Stored data:
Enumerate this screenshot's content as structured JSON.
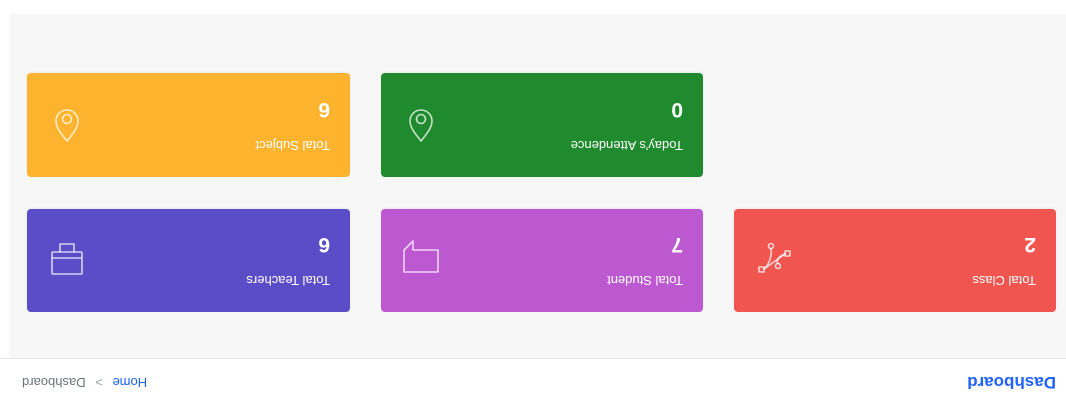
{
  "header": {
    "title": "Dashboard",
    "breadcrumb": {
      "home": "Home",
      "separator": ">",
      "current": "Dashboard"
    }
  },
  "cards": [
    {
      "label": "Total Class",
      "value": "2",
      "color": "#f0554f",
      "icon": "vector-bezier-icon"
    },
    {
      "label": "Total Student",
      "value": "7",
      "color": "#bd59d0",
      "icon": "chat-bubble-icon"
    },
    {
      "label": "Total Teachers",
      "value": "6",
      "color": "#5b4cc7",
      "icon": "monitor-icon"
    },
    {
      "label": "Today's Attendence",
      "value": "0",
      "color": "#1f8a2e",
      "icon": "drop-icon"
    },
    {
      "label": "Total Subject",
      "value": "6",
      "color": "#fdb32d",
      "icon": "drop-icon"
    }
  ]
}
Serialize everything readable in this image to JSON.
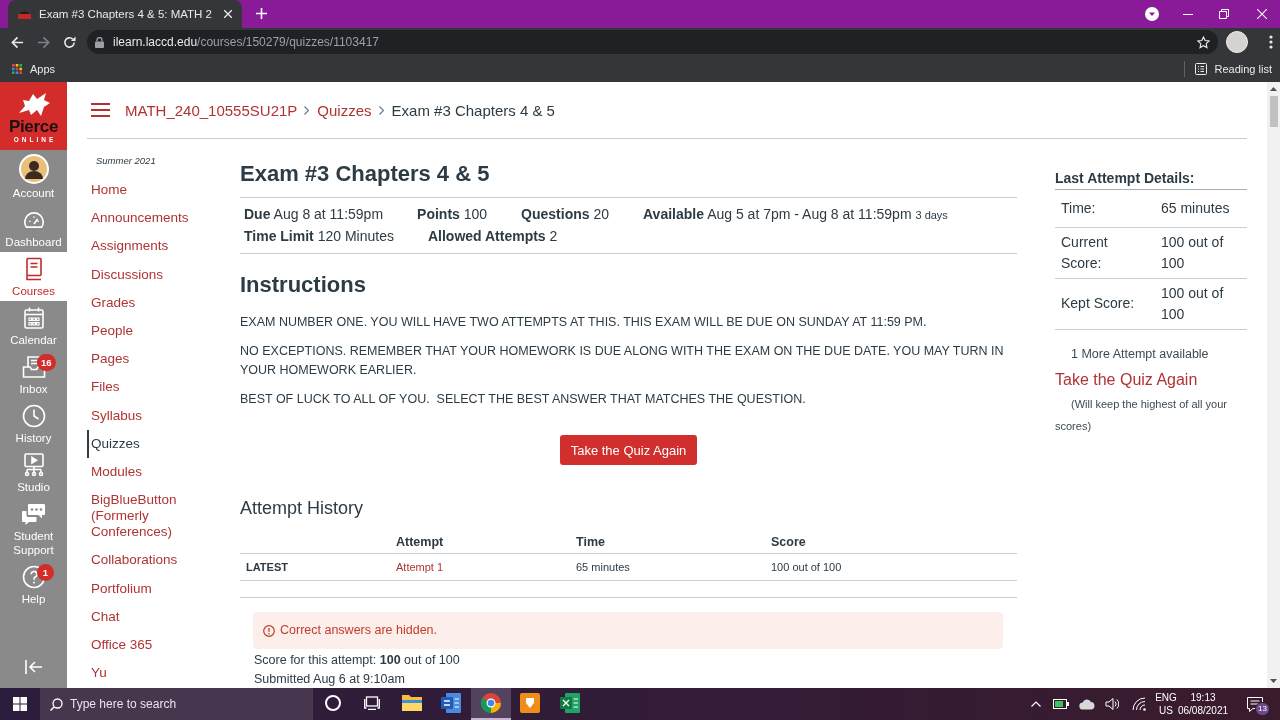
{
  "browser": {
    "tab": {
      "title": "Exam #3 Chapters 4 & 5: MATH 2"
    },
    "address_bar": {
      "domain": "ilearn.laccd.edu",
      "path": "/courses/150279/quizzes/1103417"
    },
    "bookmarks_bar": {
      "apps": "Apps",
      "reading_list": "Reading list"
    }
  },
  "logo": {
    "name": "Pierce",
    "tagline": "ONLINE"
  },
  "global_nav": {
    "items": [
      {
        "kind": "account",
        "label": "Account",
        "selected": false
      },
      {
        "kind": "dashboard",
        "label": "Dashboard",
        "selected": false
      },
      {
        "kind": "courses",
        "label": "Courses",
        "selected": true
      },
      {
        "kind": "calendar",
        "label": "Calendar",
        "selected": false
      },
      {
        "kind": "inbox",
        "label": "Inbox",
        "selected": false,
        "badge": "16"
      },
      {
        "kind": "history",
        "label": "History",
        "selected": false
      },
      {
        "kind": "studio",
        "label": "Studio",
        "selected": false
      },
      {
        "kind": "support",
        "label": "Student Support",
        "selected": false
      },
      {
        "kind": "help",
        "label": "Help",
        "selected": false,
        "badge": "1"
      }
    ]
  },
  "breadcrumb": [
    {
      "kind": "link",
      "label": "MATH_240_10555SU21P"
    },
    {
      "kind": "link",
      "label": "Quizzes"
    },
    {
      "kind": "current",
      "label": "Exam #3 Chapters 4 & 5"
    }
  ],
  "course_nav": {
    "term": "Summer 2021",
    "items": [
      {
        "label": "Home",
        "selected": false
      },
      {
        "label": "Announcements",
        "selected": false
      },
      {
        "label": "Assignments",
        "selected": false
      },
      {
        "label": "Discussions",
        "selected": false
      },
      {
        "label": "Grades",
        "selected": false
      },
      {
        "label": "People",
        "selected": false
      },
      {
        "label": "Pages",
        "selected": false
      },
      {
        "label": "Files",
        "selected": false
      },
      {
        "label": "Syllabus",
        "selected": false
      },
      {
        "label": "Quizzes",
        "selected": true
      },
      {
        "label": "Modules",
        "selected": false
      },
      {
        "label": "BigBlueButton (Formerly Conferences)",
        "selected": false
      },
      {
        "label": "Collaborations",
        "selected": false
      },
      {
        "label": "Portfolium",
        "selected": false
      },
      {
        "label": "Chat",
        "selected": false
      },
      {
        "label": "Office 365",
        "selected": false
      },
      {
        "label": "Yu",
        "selected": false
      }
    ]
  },
  "quiz": {
    "title": "Exam #3 Chapters 4 & 5",
    "details": [
      [
        {
          "label": "Due",
          "value": "Aug 8 at 11:59pm"
        },
        {
          "label": "Points",
          "value": "100"
        },
        {
          "label": "Questions",
          "value": "20"
        },
        {
          "label": "Available",
          "value": "Aug 5 at 7pm - Aug 8 at 11:59pm",
          "note": "3 days"
        }
      ],
      [
        {
          "label": "Time Limit",
          "value": "120 Minutes"
        },
        {
          "label": "Allowed Attempts",
          "value": "2"
        }
      ]
    ],
    "instructions": {
      "heading": "Instructions",
      "paragraphs": [
        "EXAM NUMBER ONE. YOU WILL HAVE TWO ATTEMPTS AT THIS. THIS EXAM WILL BE DUE ON SUNDAY AT 11:59 PM.",
        "NO EXCEPTIONS. REMEMBER THAT YOUR HOMEWORK IS DUE ALONG WITH THE EXAM ON THE DUE DATE. YOU MAY TURN IN YOUR HOMEWORK EARLIER.",
        "BEST OF LUCK TO ALL OF YOU.  SELECT THE BEST ANSWER THAT MATCHES THE QUESTION."
      ]
    },
    "take_quiz_button": "Take the Quiz Again"
  },
  "attempt_history": {
    "heading": "Attempt History",
    "columns": [
      "Attempt",
      "Time",
      "Score"
    ],
    "rows": [
      {
        "label": "LATEST",
        "attempt": "Attempt 1",
        "time": "65 minutes",
        "score": "100 out of 100"
      }
    ]
  },
  "result": {
    "alert": "Correct answers are hidden.",
    "score": "Score for this attempt: **100** out of 100",
    "submitted": "Submitted Aug 6 at 9:10am"
  },
  "sidebar": {
    "heading": "Last Attempt Details:",
    "rows": [
      {
        "label": "Time:",
        "value": "65 minutes"
      },
      {
        "label": "Current Score:",
        "value": "100 out of 100"
      },
      {
        "label": "Kept Score:",
        "value": "100 out of 100"
      }
    ],
    "attempts_note": "1 More Attempt available",
    "retake_link": "Take the Quiz Again",
    "retake_note": "(Will keep the highest of all your scores)"
  },
  "taskbar": {
    "search": {
      "placeholder": "Type here to search"
    },
    "apps": [
      {
        "kind": "cortana",
        "selected": false
      },
      {
        "kind": "task_view",
        "selected": false
      },
      {
        "kind": "explorer",
        "selected": false
      },
      {
        "kind": "word",
        "selected": false
      },
      {
        "kind": "chrome",
        "selected": true
      },
      {
        "kind": "orange_app",
        "selected": false
      },
      {
        "kind": "excel",
        "selected": false
      }
    ],
    "language": "ENG",
    "region": "US",
    "time": "19:13",
    "date": "06/08/2021",
    "notifications": "13"
  }
}
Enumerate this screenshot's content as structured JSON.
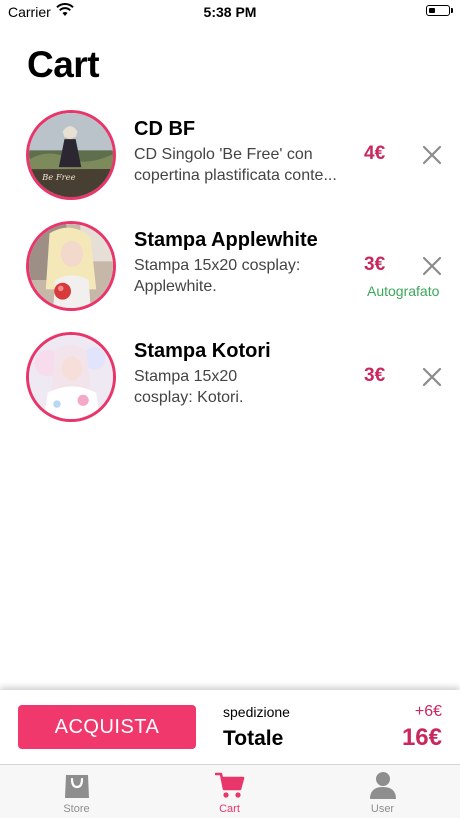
{
  "status_bar": {
    "carrier": "Carrier",
    "time": "5:38 PM"
  },
  "page": {
    "title": "Cart"
  },
  "cart": {
    "items": [
      {
        "name": "CD BF",
        "desc_line1": "CD Singolo 'Be Free' con",
        "desc_line2": "copertina plastificata conte...",
        "price": "4€",
        "note": ""
      },
      {
        "name": "Stampa Applewhite",
        "desc_line1": "Stampa 15x20 cosplay:",
        "desc_line2": "Applewhite.",
        "price": "3€",
        "note": "Autografato"
      },
      {
        "name": "Stampa Kotori",
        "desc_line1": "Stampa 15x20",
        "desc_line2": "cosplay: Kotori.",
        "price": "3€",
        "note": ""
      }
    ]
  },
  "checkout": {
    "buy_label": "ACQUISTA",
    "shipping_label": "spedizione",
    "shipping_value": "+6€",
    "total_label": "Totale",
    "total_value": "16€"
  },
  "tabs": [
    {
      "label": "Store",
      "icon": "bag-icon",
      "active": false
    },
    {
      "label": "Cart",
      "icon": "cart-icon",
      "active": true
    },
    {
      "label": "User",
      "icon": "user-icon",
      "active": false
    }
  ],
  "colors": {
    "accent": "#e8366a",
    "price": "#c8285b",
    "note": "#3aa85a",
    "inactive_tab": "#8e8e8e"
  }
}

What you should do – Collect each line above holding the string "Applewhite".

Right answer –
        "name": "Stampa Applewhite",
        "desc_line2": "Applewhite.",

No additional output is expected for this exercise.